**STATED TASK**
Reproduce verbatim the lines of the data below, starting with the line containing "data-point-msh bbox=[973, 192, 1004, 224]" and ending with the line containing "data-point-msh bbox=[1709, 582, 1740, 613]". Include both of those lines.

Records from a dataset:

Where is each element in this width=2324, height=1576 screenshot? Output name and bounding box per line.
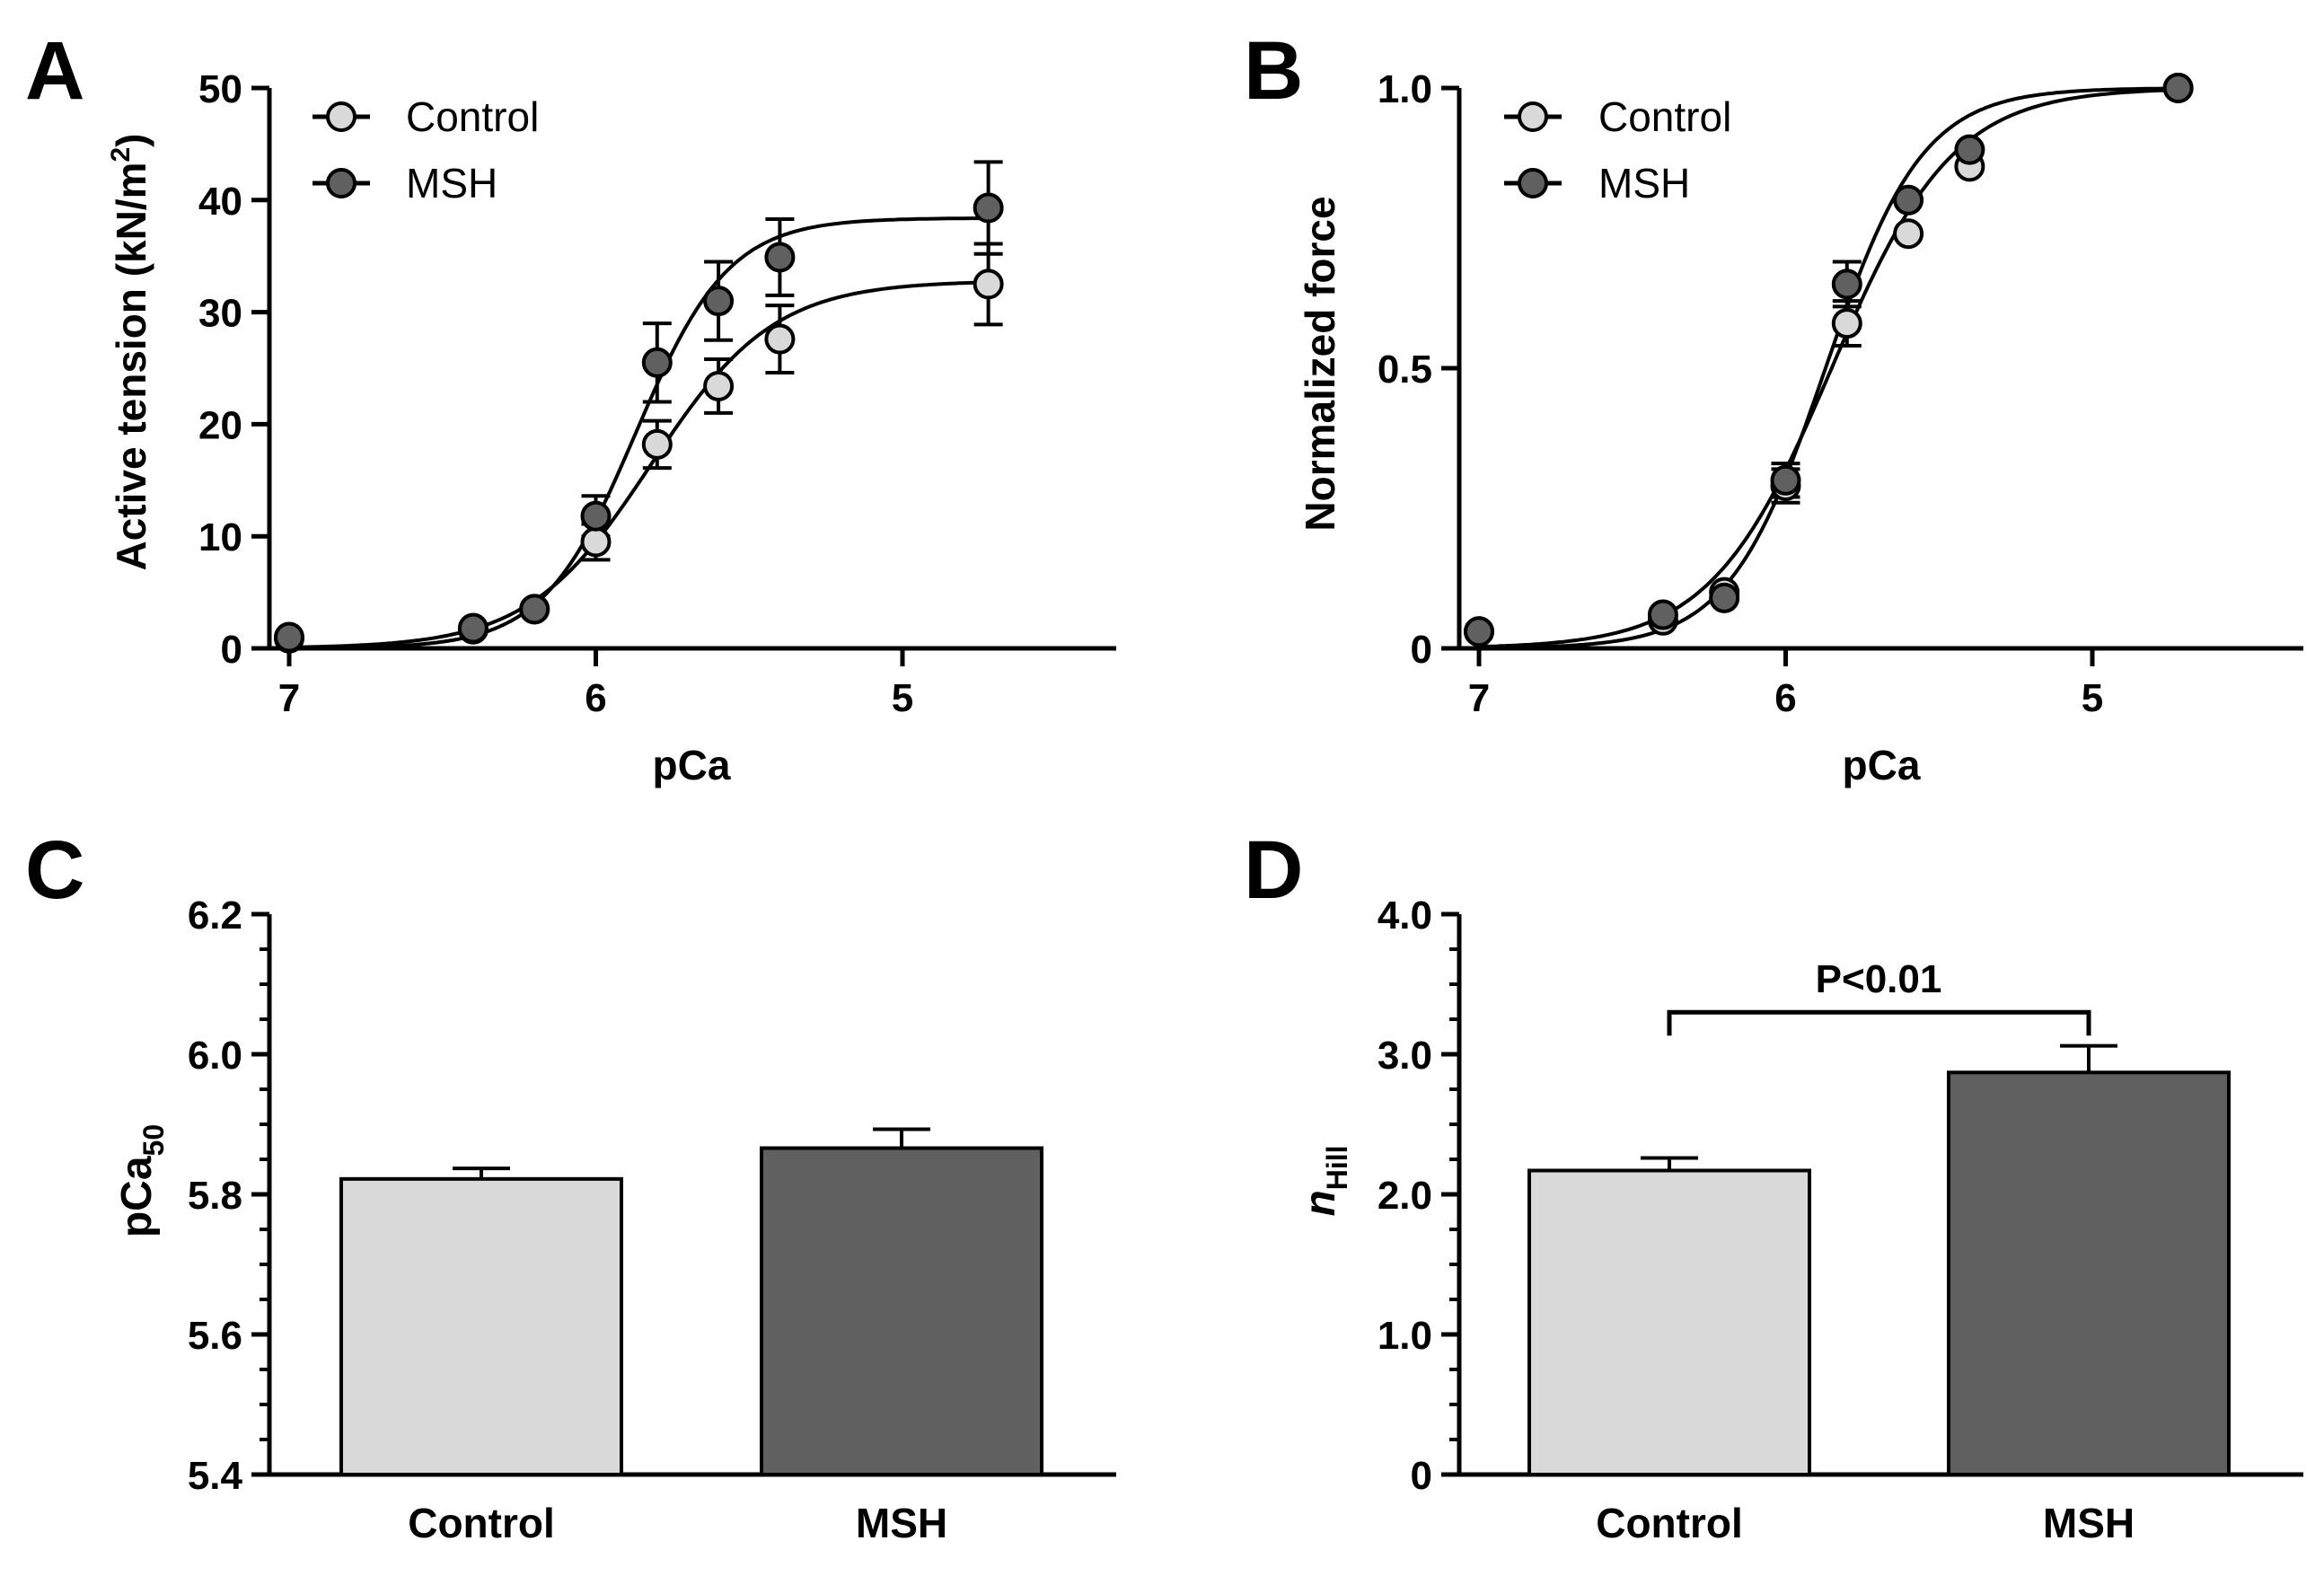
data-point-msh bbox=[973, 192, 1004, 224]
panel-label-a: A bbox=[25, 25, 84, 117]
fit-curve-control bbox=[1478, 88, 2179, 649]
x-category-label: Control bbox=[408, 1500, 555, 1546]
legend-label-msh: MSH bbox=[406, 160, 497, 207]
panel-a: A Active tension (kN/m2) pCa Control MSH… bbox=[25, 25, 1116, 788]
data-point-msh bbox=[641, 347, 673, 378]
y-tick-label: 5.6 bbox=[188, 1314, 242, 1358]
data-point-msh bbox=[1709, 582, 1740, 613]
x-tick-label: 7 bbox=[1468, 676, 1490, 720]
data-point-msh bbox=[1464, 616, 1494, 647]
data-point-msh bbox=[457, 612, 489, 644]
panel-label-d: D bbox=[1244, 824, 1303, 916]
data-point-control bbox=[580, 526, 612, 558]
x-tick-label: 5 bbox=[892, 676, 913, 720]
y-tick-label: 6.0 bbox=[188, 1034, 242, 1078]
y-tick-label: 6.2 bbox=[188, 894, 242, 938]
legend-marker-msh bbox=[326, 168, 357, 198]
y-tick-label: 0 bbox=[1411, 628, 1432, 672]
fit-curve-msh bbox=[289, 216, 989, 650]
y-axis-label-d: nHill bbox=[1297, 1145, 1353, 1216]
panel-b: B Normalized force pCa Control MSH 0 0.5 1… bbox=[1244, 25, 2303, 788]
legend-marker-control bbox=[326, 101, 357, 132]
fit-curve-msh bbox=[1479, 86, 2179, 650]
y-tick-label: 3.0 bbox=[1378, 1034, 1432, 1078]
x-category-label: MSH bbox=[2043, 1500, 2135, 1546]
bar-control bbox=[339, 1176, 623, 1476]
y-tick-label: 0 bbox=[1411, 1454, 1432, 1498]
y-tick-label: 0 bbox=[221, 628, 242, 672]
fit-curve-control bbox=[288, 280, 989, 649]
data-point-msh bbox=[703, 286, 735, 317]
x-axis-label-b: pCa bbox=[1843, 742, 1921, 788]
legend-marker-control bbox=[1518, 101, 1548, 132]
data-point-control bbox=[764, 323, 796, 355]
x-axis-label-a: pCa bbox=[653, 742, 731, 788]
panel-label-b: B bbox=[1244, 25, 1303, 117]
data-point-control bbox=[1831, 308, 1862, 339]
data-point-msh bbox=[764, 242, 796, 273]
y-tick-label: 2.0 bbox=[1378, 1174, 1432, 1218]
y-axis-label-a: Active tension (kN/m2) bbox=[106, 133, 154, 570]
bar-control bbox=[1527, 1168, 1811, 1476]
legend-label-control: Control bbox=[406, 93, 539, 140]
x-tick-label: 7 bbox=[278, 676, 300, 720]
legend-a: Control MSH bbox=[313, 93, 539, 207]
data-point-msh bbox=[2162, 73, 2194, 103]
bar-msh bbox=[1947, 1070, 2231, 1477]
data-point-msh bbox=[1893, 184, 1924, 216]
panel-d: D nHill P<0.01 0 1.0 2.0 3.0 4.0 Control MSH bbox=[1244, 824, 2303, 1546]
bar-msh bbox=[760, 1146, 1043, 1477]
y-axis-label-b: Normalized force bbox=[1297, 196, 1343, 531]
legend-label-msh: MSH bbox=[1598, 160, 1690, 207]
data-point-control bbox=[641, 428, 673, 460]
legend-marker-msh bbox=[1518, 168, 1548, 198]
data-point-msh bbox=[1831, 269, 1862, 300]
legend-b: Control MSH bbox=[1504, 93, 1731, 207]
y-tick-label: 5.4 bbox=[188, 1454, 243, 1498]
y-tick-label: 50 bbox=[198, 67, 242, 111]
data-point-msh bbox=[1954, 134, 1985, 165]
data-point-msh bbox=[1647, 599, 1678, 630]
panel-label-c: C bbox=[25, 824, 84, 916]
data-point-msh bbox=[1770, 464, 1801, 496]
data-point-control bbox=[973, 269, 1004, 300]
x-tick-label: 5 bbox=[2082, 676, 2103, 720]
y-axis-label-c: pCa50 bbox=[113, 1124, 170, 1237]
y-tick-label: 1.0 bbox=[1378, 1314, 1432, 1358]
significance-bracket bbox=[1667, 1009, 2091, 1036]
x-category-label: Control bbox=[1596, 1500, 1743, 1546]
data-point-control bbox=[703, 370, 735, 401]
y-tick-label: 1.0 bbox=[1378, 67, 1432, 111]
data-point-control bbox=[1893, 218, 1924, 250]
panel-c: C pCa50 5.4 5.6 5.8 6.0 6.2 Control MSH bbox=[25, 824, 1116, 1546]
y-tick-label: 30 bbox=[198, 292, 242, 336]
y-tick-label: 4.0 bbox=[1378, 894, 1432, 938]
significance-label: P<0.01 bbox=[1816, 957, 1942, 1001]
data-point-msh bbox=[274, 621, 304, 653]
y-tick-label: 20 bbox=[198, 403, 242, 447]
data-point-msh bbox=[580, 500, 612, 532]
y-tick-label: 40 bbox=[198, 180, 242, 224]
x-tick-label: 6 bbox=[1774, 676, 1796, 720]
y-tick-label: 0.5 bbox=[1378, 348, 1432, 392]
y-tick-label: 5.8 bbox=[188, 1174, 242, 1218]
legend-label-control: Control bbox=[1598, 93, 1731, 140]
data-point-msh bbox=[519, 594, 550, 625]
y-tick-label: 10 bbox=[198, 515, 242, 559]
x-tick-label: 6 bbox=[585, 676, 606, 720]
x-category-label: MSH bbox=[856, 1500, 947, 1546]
...
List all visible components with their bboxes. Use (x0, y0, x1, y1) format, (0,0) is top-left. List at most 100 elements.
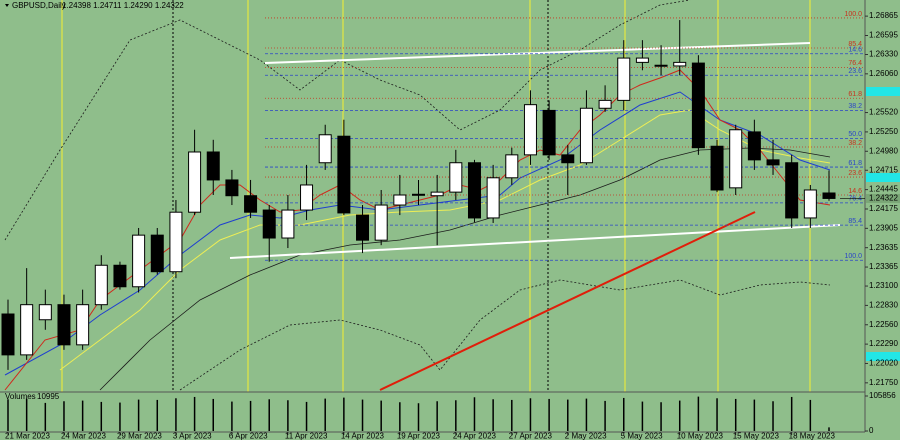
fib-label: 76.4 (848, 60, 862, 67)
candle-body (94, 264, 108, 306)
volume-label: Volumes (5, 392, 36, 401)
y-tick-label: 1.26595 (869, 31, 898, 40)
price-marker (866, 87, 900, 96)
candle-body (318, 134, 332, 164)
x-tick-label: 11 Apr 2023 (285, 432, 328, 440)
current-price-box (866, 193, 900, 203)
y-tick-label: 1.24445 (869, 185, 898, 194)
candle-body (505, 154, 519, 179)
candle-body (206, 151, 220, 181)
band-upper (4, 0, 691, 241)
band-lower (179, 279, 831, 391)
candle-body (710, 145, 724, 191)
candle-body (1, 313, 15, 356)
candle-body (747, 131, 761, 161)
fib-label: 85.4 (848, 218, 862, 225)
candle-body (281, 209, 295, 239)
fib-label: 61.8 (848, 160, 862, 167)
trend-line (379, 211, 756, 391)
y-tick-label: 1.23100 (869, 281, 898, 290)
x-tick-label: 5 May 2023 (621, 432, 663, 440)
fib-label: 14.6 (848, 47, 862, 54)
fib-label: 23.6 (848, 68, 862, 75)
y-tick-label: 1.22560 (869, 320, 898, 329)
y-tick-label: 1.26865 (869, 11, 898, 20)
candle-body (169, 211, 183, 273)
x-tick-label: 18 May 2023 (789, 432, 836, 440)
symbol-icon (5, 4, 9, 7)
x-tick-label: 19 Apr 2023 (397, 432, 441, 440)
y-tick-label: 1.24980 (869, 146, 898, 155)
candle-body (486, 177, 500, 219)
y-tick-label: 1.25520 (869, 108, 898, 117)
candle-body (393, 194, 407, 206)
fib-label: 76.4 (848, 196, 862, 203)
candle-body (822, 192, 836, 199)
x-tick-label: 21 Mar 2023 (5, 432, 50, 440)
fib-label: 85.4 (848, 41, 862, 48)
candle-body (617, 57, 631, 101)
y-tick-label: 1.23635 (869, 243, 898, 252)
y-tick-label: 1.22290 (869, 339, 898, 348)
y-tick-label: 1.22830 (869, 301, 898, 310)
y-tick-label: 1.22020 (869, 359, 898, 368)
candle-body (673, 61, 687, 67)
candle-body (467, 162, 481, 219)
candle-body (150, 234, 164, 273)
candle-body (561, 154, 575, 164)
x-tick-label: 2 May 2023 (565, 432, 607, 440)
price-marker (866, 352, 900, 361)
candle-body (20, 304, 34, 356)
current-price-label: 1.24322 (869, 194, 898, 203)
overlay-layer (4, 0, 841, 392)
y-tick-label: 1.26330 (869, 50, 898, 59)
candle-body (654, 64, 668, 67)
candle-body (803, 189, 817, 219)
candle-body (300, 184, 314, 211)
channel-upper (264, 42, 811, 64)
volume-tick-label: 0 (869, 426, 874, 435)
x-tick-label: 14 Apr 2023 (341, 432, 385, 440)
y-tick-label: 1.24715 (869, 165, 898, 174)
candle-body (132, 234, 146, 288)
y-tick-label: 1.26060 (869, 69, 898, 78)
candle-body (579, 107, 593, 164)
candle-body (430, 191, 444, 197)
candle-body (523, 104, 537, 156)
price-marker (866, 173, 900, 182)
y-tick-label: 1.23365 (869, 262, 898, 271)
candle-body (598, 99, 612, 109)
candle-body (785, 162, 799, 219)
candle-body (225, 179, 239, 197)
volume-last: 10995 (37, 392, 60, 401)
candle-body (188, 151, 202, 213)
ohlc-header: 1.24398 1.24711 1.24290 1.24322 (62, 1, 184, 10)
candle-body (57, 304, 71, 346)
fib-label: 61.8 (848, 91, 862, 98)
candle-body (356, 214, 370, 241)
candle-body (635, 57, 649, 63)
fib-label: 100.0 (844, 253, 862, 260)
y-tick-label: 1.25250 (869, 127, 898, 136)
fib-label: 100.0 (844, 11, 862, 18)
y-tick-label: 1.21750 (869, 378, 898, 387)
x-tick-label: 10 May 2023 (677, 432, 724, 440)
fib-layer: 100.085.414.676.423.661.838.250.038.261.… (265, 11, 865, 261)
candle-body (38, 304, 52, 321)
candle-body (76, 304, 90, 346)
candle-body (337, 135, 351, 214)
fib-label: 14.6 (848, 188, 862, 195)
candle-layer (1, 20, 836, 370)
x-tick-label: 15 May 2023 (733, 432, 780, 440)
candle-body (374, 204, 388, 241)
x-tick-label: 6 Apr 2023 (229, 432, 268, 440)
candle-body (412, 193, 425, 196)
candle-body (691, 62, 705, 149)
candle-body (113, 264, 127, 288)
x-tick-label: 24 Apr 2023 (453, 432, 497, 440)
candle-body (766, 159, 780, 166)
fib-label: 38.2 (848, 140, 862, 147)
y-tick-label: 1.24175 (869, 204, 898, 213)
--
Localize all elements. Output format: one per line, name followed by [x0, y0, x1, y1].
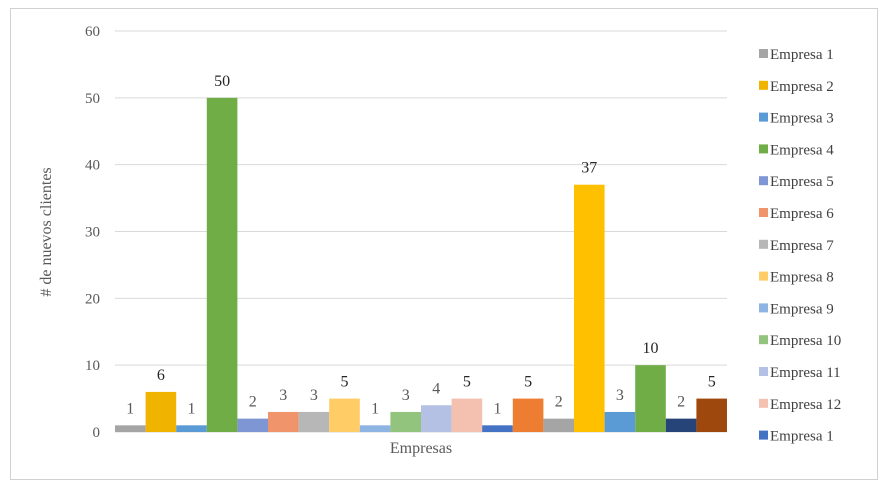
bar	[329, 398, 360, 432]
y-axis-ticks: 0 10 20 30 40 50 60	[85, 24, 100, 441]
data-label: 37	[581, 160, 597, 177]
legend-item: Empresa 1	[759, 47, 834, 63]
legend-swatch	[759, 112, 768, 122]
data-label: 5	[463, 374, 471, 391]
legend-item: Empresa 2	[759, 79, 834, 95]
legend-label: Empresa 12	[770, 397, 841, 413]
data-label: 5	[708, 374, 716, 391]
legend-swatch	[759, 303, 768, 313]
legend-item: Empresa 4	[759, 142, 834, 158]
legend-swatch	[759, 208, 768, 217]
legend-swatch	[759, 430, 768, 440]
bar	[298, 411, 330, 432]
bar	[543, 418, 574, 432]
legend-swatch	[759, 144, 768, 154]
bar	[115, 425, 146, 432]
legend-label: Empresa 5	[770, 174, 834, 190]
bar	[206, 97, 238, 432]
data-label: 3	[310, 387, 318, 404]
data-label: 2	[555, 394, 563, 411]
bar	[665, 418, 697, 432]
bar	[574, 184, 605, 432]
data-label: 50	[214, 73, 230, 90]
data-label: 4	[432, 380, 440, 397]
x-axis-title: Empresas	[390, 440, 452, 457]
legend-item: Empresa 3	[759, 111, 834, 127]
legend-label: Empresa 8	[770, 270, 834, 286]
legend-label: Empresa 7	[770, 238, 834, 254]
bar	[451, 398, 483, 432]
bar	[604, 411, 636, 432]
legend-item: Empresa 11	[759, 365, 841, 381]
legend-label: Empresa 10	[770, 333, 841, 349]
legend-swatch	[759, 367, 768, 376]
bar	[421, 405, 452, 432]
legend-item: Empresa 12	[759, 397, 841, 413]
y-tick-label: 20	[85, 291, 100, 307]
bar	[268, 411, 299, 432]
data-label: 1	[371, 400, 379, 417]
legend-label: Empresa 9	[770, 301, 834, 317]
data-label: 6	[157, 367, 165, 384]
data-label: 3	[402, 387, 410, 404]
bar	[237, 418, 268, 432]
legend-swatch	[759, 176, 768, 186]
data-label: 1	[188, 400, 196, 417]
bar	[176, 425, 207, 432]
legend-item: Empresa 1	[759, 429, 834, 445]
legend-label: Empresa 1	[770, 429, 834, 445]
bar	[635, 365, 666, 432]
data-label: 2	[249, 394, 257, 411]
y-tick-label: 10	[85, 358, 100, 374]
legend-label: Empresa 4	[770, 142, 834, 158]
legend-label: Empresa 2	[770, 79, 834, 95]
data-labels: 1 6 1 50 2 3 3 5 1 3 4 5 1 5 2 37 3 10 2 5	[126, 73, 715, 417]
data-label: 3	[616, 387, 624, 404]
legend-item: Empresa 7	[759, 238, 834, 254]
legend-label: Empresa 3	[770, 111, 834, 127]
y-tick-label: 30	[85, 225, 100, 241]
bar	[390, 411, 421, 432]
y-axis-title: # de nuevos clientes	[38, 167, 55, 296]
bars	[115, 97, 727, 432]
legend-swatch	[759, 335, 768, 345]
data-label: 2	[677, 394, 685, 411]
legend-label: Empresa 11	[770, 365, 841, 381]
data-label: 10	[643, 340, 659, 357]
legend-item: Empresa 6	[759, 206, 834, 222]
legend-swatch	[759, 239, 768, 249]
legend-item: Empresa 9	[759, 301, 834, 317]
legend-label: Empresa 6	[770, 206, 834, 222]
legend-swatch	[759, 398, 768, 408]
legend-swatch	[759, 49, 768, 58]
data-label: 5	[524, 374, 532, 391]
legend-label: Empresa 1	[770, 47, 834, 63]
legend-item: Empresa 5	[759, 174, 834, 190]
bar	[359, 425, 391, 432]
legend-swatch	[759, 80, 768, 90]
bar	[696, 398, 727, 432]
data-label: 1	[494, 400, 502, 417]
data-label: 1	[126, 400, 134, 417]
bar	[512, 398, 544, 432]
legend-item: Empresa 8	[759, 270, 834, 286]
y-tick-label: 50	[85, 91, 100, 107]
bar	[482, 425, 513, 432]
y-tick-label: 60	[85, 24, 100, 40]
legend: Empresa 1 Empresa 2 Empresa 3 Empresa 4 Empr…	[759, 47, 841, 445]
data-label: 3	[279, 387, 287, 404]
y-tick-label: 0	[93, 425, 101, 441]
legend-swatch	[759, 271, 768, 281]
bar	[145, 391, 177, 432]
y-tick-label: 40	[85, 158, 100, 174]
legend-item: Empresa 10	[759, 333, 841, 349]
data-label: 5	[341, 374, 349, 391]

**IN RESPONSE**
data-point-msh bbox=[973, 192, 1004, 224]
panel-label-a: A bbox=[25, 25, 84, 117]
fit-curve-control bbox=[1478, 88, 2179, 649]
x-category-label: Control bbox=[408, 1500, 555, 1546]
legend-label-msh: MSH bbox=[406, 160, 497, 207]
panel-a: A Active tension (kN/m2) pCa Control MSH… bbox=[25, 25, 1116, 788]
data-point-msh bbox=[641, 347, 673, 378]
y-tick-label: 5.6 bbox=[188, 1314, 242, 1358]
data-point-msh bbox=[1709, 582, 1740, 613]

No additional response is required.